#### [What the task requires]
Search the listing below for the string "Houweling" and show each line that contains it.

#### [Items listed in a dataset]
····················
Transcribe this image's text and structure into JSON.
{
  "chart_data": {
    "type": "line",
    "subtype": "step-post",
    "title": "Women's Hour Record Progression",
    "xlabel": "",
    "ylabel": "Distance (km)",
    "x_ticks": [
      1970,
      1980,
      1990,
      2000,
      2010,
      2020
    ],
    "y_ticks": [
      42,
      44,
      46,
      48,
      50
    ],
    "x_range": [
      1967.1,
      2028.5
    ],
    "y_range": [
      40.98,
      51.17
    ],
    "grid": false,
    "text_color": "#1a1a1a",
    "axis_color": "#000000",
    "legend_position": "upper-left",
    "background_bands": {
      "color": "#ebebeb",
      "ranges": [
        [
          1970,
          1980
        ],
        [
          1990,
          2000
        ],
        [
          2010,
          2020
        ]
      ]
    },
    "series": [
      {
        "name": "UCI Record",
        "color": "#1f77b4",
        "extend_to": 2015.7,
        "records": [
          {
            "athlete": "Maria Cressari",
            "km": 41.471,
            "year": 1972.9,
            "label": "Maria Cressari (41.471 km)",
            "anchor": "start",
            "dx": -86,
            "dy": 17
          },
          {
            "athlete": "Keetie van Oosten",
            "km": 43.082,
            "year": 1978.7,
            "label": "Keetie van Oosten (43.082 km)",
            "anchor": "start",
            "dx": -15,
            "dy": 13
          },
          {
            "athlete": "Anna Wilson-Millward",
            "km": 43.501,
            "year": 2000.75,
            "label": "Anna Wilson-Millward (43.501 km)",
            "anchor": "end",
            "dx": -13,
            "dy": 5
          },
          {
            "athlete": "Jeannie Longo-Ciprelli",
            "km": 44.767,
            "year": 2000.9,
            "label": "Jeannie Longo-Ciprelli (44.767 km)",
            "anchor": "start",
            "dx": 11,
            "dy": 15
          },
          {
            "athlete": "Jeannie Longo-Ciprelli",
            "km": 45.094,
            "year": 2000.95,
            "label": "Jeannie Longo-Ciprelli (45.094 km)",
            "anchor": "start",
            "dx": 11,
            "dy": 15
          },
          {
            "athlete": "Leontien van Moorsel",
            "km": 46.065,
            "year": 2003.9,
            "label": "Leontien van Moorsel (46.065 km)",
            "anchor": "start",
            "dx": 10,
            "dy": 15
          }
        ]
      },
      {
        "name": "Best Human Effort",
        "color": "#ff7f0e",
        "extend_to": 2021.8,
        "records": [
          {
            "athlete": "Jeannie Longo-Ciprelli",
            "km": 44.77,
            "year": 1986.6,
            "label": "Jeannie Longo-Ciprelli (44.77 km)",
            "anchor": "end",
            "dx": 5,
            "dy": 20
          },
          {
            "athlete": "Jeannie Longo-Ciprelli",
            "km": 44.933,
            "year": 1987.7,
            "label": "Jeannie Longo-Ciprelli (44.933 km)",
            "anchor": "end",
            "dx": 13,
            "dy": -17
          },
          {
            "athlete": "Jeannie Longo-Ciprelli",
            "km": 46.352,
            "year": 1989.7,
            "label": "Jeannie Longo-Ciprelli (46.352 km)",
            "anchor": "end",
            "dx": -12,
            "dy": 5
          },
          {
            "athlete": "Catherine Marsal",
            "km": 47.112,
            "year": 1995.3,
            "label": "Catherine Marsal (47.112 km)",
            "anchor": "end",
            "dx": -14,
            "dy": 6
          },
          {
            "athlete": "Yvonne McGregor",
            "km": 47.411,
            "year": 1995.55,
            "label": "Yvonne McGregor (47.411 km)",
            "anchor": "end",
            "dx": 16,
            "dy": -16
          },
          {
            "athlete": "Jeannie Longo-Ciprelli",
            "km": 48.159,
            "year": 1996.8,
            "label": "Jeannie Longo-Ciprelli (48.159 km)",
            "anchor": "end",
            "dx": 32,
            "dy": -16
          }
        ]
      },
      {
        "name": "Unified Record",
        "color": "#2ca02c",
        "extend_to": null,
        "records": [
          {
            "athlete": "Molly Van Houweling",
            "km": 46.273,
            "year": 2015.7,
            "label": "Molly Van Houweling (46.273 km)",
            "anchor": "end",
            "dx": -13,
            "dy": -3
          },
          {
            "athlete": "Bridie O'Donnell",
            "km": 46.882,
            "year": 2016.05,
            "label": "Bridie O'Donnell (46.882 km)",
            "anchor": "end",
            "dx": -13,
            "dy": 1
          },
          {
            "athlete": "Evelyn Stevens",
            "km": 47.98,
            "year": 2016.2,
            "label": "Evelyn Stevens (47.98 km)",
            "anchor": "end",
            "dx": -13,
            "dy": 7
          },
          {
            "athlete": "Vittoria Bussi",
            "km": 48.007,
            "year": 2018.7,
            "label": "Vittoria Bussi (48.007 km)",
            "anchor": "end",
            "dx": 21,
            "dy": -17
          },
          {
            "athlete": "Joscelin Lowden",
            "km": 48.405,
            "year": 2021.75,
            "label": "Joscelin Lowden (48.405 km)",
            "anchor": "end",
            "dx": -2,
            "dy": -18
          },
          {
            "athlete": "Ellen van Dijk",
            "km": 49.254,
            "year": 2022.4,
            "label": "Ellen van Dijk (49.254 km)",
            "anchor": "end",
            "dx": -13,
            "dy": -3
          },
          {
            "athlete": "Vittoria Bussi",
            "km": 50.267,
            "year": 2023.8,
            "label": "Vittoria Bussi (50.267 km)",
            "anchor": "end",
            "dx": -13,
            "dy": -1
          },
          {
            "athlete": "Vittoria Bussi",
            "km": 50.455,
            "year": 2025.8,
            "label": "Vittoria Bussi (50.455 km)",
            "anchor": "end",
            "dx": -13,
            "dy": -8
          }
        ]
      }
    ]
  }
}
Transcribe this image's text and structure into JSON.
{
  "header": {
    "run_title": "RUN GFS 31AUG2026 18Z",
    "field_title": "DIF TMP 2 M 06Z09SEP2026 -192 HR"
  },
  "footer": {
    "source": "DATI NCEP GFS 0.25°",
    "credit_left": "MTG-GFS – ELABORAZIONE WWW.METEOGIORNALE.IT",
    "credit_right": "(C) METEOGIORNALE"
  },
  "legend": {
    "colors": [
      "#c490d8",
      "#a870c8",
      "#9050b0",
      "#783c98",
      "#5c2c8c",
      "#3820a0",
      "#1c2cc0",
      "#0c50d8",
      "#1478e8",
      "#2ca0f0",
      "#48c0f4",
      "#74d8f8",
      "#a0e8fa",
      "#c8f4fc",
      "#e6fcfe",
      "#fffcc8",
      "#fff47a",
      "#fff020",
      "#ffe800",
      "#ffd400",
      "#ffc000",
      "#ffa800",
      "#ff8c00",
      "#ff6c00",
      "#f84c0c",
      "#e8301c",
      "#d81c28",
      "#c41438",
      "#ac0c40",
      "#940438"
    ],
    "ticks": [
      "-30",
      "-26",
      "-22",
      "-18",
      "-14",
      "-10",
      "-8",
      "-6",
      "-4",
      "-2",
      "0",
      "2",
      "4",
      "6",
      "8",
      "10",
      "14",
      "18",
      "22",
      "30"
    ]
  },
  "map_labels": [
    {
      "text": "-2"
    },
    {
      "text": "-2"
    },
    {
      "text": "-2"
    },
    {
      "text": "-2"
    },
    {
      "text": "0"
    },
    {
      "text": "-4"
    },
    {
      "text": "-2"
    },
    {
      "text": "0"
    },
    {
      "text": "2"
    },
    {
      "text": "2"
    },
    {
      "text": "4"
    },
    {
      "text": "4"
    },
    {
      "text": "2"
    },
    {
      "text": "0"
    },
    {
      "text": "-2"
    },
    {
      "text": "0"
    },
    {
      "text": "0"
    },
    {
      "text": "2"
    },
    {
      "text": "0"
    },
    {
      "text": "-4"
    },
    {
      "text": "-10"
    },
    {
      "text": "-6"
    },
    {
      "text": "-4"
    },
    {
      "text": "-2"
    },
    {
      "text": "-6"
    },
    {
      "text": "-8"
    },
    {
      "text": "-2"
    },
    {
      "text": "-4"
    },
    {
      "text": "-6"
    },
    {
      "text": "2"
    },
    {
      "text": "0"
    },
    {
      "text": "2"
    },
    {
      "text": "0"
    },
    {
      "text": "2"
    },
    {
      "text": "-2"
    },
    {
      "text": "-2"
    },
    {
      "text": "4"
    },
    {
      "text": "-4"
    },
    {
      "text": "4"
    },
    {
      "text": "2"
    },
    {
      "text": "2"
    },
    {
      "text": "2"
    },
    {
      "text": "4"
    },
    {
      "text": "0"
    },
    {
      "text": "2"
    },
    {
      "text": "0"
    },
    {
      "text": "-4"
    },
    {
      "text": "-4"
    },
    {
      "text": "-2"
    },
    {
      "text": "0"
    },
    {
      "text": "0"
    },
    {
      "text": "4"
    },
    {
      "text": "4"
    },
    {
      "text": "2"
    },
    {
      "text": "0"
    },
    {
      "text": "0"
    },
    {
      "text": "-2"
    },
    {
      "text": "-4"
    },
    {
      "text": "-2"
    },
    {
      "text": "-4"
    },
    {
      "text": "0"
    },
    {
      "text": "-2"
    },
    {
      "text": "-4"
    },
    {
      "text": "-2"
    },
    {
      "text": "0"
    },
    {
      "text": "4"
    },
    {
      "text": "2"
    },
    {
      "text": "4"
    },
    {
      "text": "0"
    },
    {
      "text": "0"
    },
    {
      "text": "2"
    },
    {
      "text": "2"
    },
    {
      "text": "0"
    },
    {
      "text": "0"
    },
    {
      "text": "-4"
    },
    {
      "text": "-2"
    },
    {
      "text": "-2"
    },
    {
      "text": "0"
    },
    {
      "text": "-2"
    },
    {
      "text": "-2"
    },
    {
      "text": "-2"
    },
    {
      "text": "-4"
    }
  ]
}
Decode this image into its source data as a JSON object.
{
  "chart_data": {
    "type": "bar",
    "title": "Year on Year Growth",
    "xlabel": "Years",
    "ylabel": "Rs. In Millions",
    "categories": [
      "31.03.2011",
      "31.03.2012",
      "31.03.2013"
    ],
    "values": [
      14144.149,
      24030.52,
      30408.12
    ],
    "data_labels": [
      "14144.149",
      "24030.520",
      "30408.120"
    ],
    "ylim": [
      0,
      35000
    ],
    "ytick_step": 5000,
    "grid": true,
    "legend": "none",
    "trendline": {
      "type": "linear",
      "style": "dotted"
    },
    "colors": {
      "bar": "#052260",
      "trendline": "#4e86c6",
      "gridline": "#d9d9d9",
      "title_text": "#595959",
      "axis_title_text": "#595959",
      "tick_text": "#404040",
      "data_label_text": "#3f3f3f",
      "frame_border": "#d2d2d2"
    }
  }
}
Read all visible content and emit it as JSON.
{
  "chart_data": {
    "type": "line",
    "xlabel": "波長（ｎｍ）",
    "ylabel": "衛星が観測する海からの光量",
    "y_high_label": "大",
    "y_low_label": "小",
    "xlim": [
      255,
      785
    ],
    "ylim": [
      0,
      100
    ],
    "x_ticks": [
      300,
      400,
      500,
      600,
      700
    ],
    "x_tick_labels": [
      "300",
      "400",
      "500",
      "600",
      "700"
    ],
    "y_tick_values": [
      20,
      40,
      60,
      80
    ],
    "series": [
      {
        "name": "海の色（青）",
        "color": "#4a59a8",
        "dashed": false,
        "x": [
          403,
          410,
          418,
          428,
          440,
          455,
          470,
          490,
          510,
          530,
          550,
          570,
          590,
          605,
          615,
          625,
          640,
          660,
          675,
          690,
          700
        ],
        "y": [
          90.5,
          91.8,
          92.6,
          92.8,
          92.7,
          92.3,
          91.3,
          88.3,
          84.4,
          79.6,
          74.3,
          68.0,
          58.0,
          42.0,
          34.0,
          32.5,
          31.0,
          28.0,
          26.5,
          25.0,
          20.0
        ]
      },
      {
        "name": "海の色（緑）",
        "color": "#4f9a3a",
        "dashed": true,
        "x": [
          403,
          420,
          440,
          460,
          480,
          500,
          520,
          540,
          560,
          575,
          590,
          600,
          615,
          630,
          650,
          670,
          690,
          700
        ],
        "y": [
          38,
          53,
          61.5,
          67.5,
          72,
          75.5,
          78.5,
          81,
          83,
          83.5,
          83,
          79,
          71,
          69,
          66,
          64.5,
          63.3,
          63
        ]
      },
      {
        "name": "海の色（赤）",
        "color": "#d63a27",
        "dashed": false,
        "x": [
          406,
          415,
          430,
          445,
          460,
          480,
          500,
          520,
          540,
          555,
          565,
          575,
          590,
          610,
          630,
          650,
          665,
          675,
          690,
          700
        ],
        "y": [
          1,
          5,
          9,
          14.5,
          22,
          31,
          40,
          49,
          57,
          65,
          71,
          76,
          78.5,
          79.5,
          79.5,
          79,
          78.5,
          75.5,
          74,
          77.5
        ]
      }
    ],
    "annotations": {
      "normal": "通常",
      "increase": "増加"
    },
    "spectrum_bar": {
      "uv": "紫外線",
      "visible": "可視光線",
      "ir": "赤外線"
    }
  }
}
····················
#### [Solved exercise]
            "athlete": "Molly Van Houweling",
            "label": "Molly Van Houweling (46.273 km)",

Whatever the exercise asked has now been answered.